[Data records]
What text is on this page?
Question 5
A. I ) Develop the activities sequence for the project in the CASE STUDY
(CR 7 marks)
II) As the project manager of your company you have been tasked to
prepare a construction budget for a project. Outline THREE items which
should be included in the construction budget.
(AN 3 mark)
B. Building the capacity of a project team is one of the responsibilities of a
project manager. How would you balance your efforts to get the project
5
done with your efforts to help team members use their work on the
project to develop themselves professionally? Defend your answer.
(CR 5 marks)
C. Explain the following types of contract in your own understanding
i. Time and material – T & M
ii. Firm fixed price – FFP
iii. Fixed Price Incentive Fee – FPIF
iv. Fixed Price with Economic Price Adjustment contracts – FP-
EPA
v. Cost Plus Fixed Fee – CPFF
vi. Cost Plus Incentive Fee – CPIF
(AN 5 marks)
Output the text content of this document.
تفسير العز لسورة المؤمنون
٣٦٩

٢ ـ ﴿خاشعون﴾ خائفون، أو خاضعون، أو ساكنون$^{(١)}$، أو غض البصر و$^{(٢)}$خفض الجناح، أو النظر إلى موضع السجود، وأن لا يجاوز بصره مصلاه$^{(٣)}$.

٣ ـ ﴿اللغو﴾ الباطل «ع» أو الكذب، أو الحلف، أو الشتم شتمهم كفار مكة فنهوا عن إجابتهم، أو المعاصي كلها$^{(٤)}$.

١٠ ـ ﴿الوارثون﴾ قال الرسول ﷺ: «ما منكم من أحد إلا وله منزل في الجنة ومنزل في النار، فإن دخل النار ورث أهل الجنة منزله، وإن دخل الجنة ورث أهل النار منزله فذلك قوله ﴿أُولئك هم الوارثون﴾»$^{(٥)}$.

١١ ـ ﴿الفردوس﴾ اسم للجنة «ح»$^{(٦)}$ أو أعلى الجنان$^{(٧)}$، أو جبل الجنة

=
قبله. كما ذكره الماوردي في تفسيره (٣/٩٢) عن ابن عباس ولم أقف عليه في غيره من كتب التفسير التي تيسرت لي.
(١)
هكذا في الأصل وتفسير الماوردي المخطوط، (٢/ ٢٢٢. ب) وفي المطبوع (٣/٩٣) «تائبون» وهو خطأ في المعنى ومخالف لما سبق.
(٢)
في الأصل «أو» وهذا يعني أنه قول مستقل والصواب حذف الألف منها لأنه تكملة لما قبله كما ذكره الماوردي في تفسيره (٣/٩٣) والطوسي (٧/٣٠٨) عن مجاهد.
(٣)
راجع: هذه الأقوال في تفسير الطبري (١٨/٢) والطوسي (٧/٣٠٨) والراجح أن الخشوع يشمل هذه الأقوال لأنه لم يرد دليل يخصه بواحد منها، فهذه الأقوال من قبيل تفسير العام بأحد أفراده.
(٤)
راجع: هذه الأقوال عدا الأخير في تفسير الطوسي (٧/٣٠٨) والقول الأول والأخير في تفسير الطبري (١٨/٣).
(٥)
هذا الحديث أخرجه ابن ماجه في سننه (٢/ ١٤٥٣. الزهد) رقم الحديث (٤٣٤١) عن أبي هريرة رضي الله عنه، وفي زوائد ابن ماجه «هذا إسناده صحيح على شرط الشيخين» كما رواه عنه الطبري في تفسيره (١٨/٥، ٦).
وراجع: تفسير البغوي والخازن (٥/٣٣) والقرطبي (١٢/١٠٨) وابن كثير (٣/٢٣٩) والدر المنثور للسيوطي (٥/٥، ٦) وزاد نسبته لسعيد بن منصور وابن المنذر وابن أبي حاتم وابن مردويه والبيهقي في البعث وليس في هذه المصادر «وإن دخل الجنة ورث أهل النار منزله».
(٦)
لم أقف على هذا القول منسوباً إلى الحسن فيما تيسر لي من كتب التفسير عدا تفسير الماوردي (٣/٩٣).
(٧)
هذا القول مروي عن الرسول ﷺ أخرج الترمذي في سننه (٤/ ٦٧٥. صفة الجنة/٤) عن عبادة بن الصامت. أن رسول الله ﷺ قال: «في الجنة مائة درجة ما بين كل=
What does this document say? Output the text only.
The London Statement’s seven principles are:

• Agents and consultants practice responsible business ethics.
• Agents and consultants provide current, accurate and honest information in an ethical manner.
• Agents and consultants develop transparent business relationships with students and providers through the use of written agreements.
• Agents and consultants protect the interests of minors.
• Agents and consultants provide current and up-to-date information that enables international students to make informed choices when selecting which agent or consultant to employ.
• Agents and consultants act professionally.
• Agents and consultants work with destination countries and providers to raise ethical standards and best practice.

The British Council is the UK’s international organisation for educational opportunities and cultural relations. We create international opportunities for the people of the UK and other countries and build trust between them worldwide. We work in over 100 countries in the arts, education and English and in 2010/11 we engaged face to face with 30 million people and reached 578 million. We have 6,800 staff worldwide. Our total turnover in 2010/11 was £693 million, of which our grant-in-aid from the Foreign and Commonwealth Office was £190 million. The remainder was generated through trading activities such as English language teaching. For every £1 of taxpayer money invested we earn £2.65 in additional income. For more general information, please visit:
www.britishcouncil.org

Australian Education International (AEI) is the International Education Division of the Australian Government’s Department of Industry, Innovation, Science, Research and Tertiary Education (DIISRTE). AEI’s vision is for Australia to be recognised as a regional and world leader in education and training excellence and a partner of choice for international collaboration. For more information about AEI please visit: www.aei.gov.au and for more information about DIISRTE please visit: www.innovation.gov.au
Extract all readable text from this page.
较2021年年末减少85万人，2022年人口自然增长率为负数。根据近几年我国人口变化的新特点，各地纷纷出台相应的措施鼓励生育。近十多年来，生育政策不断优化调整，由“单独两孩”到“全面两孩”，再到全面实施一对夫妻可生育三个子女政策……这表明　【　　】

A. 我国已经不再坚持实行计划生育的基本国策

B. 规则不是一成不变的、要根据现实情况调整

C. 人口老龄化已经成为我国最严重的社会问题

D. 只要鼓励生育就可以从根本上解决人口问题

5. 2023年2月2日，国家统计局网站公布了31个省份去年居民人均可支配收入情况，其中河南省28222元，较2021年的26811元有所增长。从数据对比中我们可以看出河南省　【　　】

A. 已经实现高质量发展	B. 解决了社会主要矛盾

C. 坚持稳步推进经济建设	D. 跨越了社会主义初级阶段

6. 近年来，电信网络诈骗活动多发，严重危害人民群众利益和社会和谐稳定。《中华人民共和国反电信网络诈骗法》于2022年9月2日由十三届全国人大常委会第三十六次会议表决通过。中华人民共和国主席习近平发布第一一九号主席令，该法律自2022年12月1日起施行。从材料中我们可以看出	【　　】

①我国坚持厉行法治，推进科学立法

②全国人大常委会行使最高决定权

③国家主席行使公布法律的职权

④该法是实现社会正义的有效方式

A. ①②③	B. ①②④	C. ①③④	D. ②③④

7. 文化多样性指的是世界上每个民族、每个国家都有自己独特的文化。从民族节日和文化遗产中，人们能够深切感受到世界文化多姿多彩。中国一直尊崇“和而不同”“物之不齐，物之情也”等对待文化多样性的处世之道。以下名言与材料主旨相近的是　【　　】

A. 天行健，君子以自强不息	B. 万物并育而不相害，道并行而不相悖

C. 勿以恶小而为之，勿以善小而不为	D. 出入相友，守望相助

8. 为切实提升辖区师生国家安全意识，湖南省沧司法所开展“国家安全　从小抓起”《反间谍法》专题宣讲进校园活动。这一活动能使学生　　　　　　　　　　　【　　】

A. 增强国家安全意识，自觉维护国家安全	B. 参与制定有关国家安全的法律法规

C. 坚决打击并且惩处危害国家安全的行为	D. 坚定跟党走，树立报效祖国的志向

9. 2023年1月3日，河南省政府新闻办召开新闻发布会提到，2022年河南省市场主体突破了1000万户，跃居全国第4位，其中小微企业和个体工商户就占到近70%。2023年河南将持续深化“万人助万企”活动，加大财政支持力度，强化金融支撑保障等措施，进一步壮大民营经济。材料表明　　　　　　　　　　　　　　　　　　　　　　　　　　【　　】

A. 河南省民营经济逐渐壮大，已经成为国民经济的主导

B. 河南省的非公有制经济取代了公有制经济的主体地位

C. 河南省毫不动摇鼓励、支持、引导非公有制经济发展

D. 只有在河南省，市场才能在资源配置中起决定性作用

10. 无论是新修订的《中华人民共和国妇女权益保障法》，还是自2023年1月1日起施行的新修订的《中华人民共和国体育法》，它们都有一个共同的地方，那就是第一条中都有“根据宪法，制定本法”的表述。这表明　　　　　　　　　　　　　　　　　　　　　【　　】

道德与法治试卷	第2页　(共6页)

**What the exercise asks:** Report every line in the data above in which the word "budget" appears.

**Solution to the problem:**
prepare a construction budget for a project. Outline THREE items which
should be included in the construction budget.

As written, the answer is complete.